• _WHAT YOU ARE ASKED TO DO_
Word for word, set down the full listing below.

»»

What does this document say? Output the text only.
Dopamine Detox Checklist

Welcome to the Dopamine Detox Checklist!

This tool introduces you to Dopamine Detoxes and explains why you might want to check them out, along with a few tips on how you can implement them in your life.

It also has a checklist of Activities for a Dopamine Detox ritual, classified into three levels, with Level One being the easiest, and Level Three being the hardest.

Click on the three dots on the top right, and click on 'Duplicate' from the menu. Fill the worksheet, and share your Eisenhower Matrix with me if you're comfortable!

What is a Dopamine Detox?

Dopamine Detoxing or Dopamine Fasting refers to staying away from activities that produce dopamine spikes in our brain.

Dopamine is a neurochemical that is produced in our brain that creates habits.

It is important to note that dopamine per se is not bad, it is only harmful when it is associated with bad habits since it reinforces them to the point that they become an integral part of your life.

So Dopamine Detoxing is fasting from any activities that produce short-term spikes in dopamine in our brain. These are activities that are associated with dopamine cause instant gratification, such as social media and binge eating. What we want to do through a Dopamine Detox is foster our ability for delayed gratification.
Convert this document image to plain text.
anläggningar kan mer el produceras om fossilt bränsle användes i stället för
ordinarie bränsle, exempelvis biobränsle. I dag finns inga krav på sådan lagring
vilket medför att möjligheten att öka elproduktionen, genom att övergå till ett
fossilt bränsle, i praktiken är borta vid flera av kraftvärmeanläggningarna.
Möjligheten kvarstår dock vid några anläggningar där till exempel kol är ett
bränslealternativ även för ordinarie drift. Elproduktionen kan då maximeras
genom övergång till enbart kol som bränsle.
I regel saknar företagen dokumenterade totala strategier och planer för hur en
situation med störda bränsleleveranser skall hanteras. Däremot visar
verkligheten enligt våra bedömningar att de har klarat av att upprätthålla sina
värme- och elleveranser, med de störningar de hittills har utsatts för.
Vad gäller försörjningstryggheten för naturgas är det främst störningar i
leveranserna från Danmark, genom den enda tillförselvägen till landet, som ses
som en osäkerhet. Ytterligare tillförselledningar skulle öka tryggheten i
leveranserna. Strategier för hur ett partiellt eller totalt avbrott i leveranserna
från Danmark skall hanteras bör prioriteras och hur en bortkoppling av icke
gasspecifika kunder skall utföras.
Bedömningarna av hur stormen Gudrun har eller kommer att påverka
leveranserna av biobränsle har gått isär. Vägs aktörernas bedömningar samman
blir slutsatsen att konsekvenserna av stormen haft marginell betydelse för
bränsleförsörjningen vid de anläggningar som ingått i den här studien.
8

««

• _SOLUTION FOR THIS PROBLEM_
What does this document say? Output the text only.
Dopamine Detox Checklist

Welcome to the Dopamine Detox Checklist!

This tool introduces you to Dopamine Detoxes and explains why you might want to check them out, along with a few tips on how you can implement them in your life.

It also has a checklist of Activities for a Dopamine Detox ritual, classified into three levels, with Level One being the easiest, and Level Three being the hardest.

Click on the three dots on the top right, and click on 'Duplicate' from the menu. Fill the worksheet, and share your Eisenhower Matrix with me if you're comfortable!

What is a Dopamine Detox?

Dopamine Detoxing or Dopamine Fasting refers to staying away from activities that produce dopamine spikes in our brain.

Dopamine is a neurochemical that is produced in our brain that creates habits.

It is important to note that dopamine per se is not bad, it is only harmful when it is associated with bad habits since it reinforces them to the point that they become an integral part of your life.

So Dopamine Detoxing is fasting from any activities that produce short-term spikes in dopamine in our brain. These are activities that are associated with dopamine cause instant gratification, such as social media and binge eating. What we want to do through a Dopamine Detox is foster our ability for delayed gratification.
Convert this document image to plain text.
anläggningar kan mer el produceras om fossilt bränsle användes i stället för
ordinarie bränsle, exempelvis biobränsle. I dag finns inga krav på sådan lagring
vilket medför att möjligheten att öka elproduktionen, genom att övergå till ett
fossilt bränsle, i praktiken är borta vid flera av kraftvärmeanläggningarna.
Möjligheten kvarstår dock vid några anläggningar där till exempel kol är ett
bränslealternativ även för ordinarie drift. Elproduktionen kan då maximeras
genom övergång till enbart kol som bränsle.
I regel saknar företagen dokumenterade totala strategier och planer för hur en
situation med störda bränsleleveranser skall hanteras. Däremot visar
verkligheten enligt våra bedömningar att de har klarat av att upprätthålla sina
värme- och elleveranser, med de störningar de hittills har utsatts för.
Vad gäller försörjningstryggheten för naturgas är det främst störningar i
leveranserna från Danmark, genom den enda tillförselvägen till landet, som ses
som en osäkerhet. Ytterligare tillförselledningar skulle öka tryggheten i
leveranserna. Strategier för hur ett partiellt eller totalt avbrott i leveranserna
från Danmark skall hanteras bör prioriteras och hur en bortkoppling av icke
gasspecifika kunder skall utföras.
Bedömningarna av hur stormen Gudrun har eller kommer att påverka
leveranserna av biobränsle har gått isär. Vägs aktörernas bedömningar samman
blir slutsatsen att konsekvenserna av stormen haft marginell betydelse för
bränsleförsörjningen vid de anläggningar som ingått i den här studien.
8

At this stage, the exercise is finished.